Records
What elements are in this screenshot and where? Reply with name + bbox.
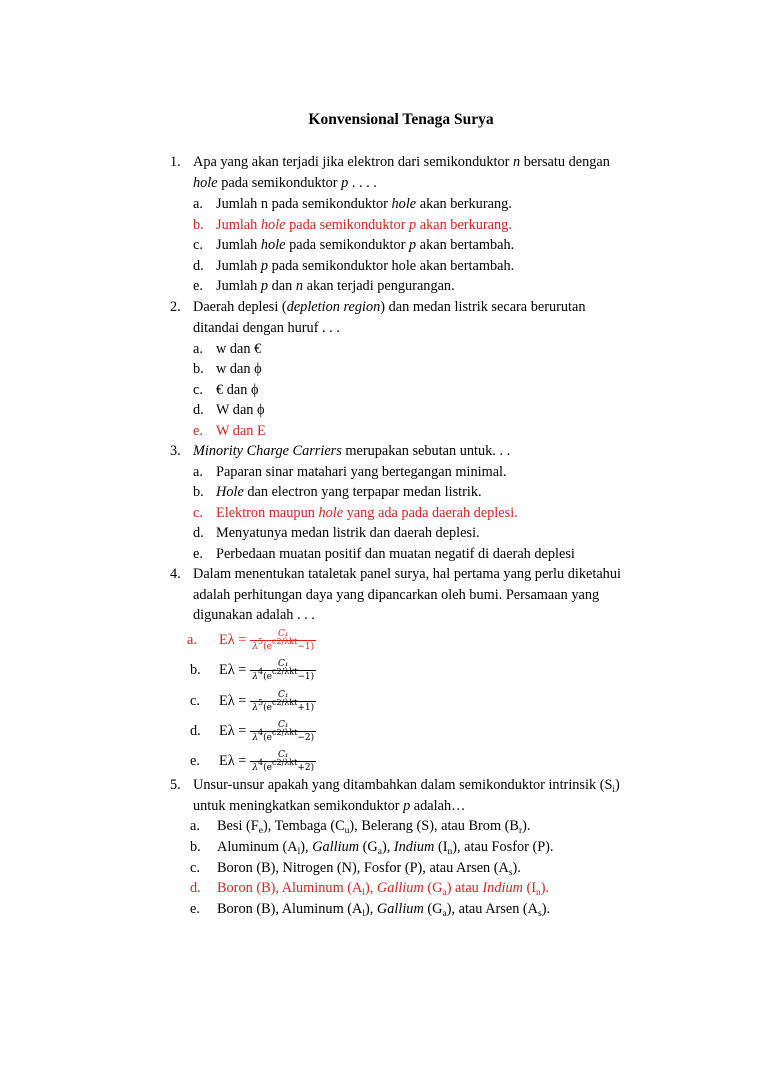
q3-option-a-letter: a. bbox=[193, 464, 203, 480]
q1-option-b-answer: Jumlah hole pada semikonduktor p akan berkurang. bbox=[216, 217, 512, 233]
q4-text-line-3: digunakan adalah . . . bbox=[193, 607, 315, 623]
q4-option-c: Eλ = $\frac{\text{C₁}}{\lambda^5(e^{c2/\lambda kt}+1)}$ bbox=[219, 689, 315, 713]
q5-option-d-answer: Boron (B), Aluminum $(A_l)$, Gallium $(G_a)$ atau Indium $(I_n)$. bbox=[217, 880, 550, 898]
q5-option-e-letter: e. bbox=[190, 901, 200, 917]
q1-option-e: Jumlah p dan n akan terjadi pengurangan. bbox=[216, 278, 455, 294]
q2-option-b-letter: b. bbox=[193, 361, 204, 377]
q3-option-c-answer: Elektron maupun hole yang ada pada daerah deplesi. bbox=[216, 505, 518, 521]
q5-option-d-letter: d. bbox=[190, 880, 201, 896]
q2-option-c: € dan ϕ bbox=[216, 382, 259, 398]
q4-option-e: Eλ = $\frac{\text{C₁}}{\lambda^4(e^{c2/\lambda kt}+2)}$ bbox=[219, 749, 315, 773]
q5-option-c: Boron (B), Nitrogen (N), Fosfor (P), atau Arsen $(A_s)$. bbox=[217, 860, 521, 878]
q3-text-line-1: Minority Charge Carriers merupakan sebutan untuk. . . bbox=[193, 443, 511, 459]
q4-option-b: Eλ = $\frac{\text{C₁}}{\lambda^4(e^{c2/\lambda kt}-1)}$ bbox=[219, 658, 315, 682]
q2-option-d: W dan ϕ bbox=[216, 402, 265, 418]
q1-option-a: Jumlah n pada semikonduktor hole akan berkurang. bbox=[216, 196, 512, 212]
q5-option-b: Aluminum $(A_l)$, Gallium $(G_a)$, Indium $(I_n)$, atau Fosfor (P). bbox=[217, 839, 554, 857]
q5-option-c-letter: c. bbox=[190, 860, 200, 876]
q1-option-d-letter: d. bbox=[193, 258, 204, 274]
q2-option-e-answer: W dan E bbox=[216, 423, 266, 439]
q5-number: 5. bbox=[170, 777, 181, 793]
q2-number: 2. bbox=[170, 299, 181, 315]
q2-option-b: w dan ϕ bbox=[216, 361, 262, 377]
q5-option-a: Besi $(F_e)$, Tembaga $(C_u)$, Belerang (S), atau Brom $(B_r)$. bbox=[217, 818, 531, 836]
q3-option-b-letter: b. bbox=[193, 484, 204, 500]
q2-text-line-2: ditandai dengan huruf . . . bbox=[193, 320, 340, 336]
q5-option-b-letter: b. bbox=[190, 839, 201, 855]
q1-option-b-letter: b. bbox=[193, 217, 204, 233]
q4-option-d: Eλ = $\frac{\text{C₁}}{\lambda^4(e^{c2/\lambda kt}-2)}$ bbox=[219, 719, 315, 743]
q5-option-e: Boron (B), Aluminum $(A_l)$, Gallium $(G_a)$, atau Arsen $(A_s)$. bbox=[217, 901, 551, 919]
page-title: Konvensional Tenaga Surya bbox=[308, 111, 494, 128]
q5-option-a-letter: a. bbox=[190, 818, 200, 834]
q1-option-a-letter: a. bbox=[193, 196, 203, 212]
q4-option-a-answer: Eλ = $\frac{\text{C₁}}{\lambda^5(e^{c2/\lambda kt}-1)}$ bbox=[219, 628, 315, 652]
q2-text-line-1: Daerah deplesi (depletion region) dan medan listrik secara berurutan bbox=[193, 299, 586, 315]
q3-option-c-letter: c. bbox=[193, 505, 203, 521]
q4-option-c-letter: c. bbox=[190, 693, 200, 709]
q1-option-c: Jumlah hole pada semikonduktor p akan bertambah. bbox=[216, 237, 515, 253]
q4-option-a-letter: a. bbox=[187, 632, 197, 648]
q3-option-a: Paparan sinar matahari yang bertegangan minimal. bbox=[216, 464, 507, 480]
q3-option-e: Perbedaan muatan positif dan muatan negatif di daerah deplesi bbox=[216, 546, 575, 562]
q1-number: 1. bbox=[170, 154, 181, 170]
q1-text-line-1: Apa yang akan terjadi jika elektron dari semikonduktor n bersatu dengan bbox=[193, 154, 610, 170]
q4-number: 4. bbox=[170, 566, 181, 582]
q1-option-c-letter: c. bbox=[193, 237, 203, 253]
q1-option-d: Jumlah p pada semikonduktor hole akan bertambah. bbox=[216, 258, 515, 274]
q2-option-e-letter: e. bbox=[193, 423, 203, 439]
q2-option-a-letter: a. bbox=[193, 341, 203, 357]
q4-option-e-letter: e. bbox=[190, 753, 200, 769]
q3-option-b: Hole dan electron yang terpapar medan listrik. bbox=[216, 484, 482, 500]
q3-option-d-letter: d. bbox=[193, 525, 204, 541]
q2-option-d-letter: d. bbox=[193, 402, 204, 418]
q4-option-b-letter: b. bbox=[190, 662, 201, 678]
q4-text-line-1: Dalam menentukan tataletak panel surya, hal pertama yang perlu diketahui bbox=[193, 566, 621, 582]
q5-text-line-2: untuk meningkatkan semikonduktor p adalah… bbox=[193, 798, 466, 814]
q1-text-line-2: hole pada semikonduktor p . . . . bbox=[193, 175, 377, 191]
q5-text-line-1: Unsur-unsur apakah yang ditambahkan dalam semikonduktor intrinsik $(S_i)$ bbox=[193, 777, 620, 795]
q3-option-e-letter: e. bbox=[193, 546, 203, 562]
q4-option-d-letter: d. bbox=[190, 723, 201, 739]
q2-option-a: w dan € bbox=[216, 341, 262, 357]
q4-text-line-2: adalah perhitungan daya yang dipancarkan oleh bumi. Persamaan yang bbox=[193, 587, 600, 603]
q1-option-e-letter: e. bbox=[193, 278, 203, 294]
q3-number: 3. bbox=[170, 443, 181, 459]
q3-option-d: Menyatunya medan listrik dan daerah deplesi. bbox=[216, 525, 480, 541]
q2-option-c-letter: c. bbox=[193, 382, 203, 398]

▸ **WORK INSTRUCTIONS**: Lay out the material from the line containing "q3-option-a-letter: a. bbox=[193, 464, 203, 480]" up to and including the line containing "q5-option-c: Boron (B), Nitrogen" as a Markdown table with the columns Row and Line. Number each row and leave out any blank lines.

▸ **FULL ANSWER**:
| Row | Line |
|---|---|
| 1 | q3-option-a-letter: a. bbox=[193, 464, 203, 480] |
| 2 | q1-option-b-answer: Jumlah hole pada semikonduktor p akan berkurang. bbox=[216, 217, 512, 233] |
| 3 | q4-text-line-3: digunakan adalah . . . bbox=[193, 607, 315, 623] |
| 4 | q4-option-c: Eλ = $\frac{\text{C₁}}{\lambda^5(e^{c2/\lambda kt}+1)}$ bbox=[219, 689, 315, 713] |
| 5 | q5-option-d-answer: Boron (B), Aluminum $(A_l)$, Gallium $(G_a)$ atau Indium $(I_n)$. bbox=[217, 880, 550, 898] |
| 6 | q5-option-e-letter: e. bbox=[190, 901, 200, 917] |
| 7 | q1-option-e: Jumlah p dan n akan terjadi pengurangan. bbox=[216, 278, 455, 294] |
| 8 | q2-option-b-letter: b. bbox=[193, 361, 204, 377] |
| 9 | q3-option-c-answer: Elektron maupun hole yang ada pada daerah deplesi. bbox=[216, 505, 518, 521] |
| 10 | q5-option-d-letter: d. bbox=[190, 880, 201, 896] |
| 11 | q2-option-c: € dan ϕ bbox=[216, 382, 259, 398] |
| 12 | q4-option-e: Eλ = $\frac{\text{C₁}}{\lambda^4(e^{c2/\lambda kt}+2)}$ bbox=[219, 749, 315, 773] |
| 13 | q5-option-c: Boron (B), Nitrogen (N), Fosfor (P), atau Arsen $(A_s)$. bbox=[217, 860, 521, 878] |